WRITTEN PROBLEM
Can you find the lines of the listing that include "name" and copy every one?

THE RECORDS
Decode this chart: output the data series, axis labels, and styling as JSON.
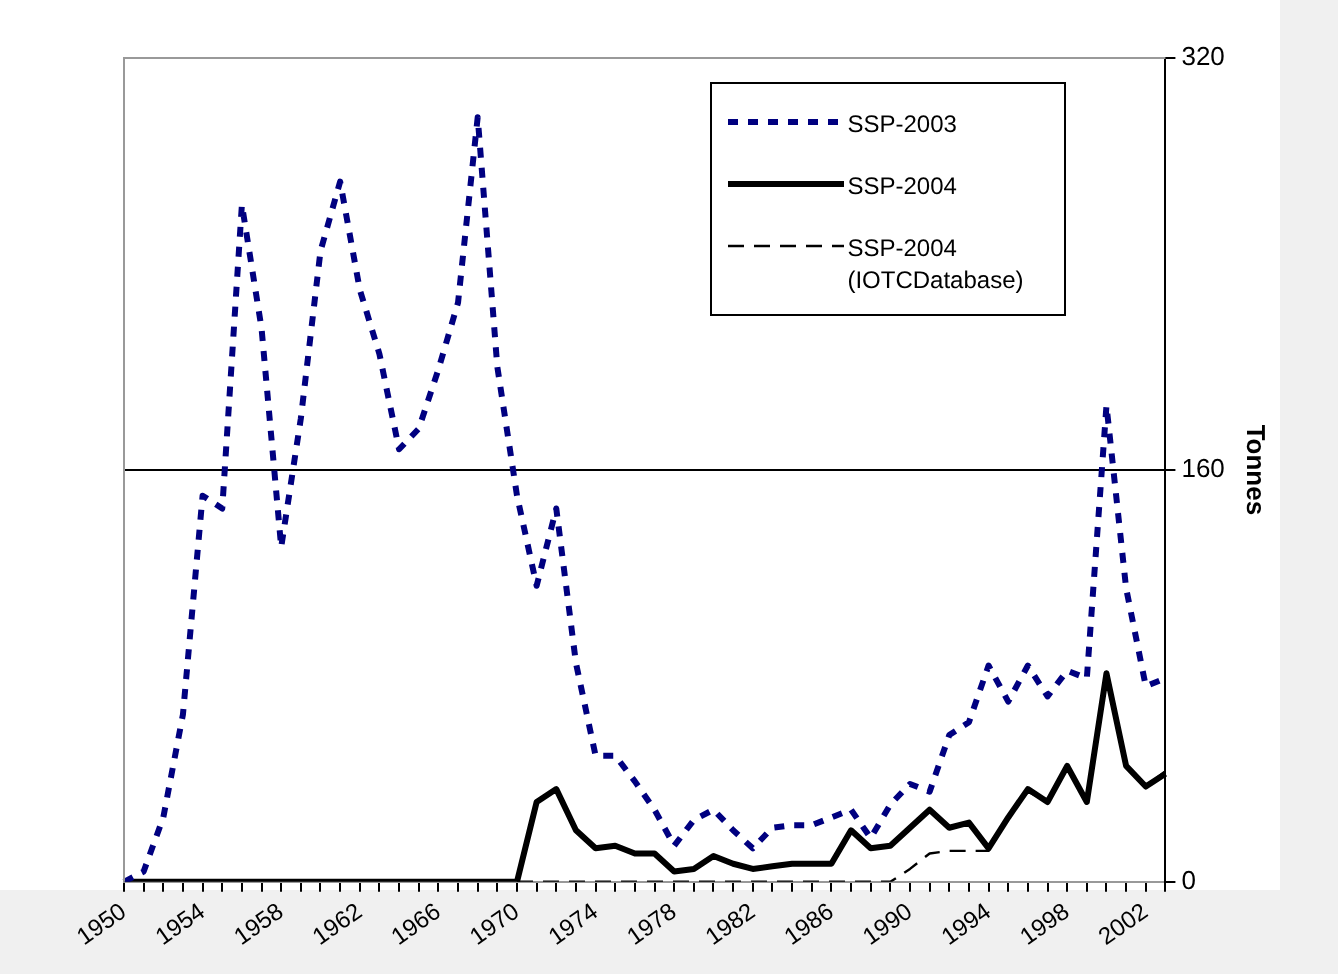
{
  "chart_data": {
    "type": "line",
    "ylabel": "Tonnes",
    "categories": [
      "1950",
      null,
      null,
      null,
      "1954",
      null,
      null,
      null,
      "1958",
      null,
      null,
      null,
      "1962",
      null,
      null,
      null,
      "1966",
      null,
      null,
      null,
      "1970",
      null,
      null,
      null,
      "1974",
      null,
      null,
      null,
      "1978",
      null,
      null,
      null,
      "1982",
      null,
      null,
      null,
      "1986",
      null,
      null,
      null,
      "1990",
      null,
      null,
      null,
      "1994",
      null,
      null,
      null,
      "1998",
      null,
      null,
      null,
      "2002",
      null
    ],
    "series": [
      {
        "name": "SSP-2003",
        "color": "#000080",
        "line_style": "dashed",
        "values": [
          0,
          4,
          25,
          65,
          150,
          145,
          263,
          215,
          130,
          180,
          245,
          272,
          230,
          205,
          168,
          176,
          199,
          225,
          297,
          200,
          150,
          115,
          145,
          85,
          49,
          49,
          39,
          28,
          14,
          24,
          28,
          20,
          13,
          21,
          22,
          22,
          25,
          28,
          17,
          30,
          38,
          35,
          57,
          62,
          84,
          70,
          84,
          72,
          82,
          79,
          185,
          114,
          76,
          79
        ]
      },
      {
        "name": "SSP-2004",
        "color": "#000000",
        "line_style": "solid",
        "values": [
          0,
          0,
          0,
          0,
          0,
          0,
          0,
          0,
          0,
          0,
          0,
          0,
          0,
          0,
          0,
          0,
          0,
          0,
          0,
          0,
          0,
          31,
          36,
          20,
          13,
          14,
          11,
          11,
          4,
          5,
          10,
          7,
          5,
          6,
          7,
          7,
          7,
          20,
          13,
          14,
          21,
          28,
          21,
          23,
          13,
          25,
          36,
          31,
          45,
          31,
          81,
          45,
          37,
          42
        ]
      },
      {
        "name": "SSP-2004 (IOTCDatabase)",
        "color": "#000000",
        "line_style": "dashed",
        "values": [
          null,
          null,
          null,
          null,
          null,
          null,
          null,
          null,
          null,
          null,
          null,
          null,
          null,
          null,
          null,
          null,
          null,
          null,
          null,
          null,
          0,
          0,
          0,
          0,
          0,
          0,
          0,
          0,
          0,
          0,
          0,
          0,
          0,
          0,
          0,
          0,
          0,
          0,
          0,
          0,
          5,
          11,
          12,
          12,
          12,
          25,
          35,
          31,
          44,
          31,
          80,
          45,
          37,
          43
        ]
      }
    ],
    "ylim": [
      0,
      320
    ],
    "yticks": [
      0,
      160,
      320
    ],
    "grid": "y",
    "legend": "top right",
    "marker": "none"
  }
}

FINAL ANSWER
        "name": "SSP-2003",
        "name": "SSP-2004",
        "name": "SSP-2004 (IOTCDatabase)",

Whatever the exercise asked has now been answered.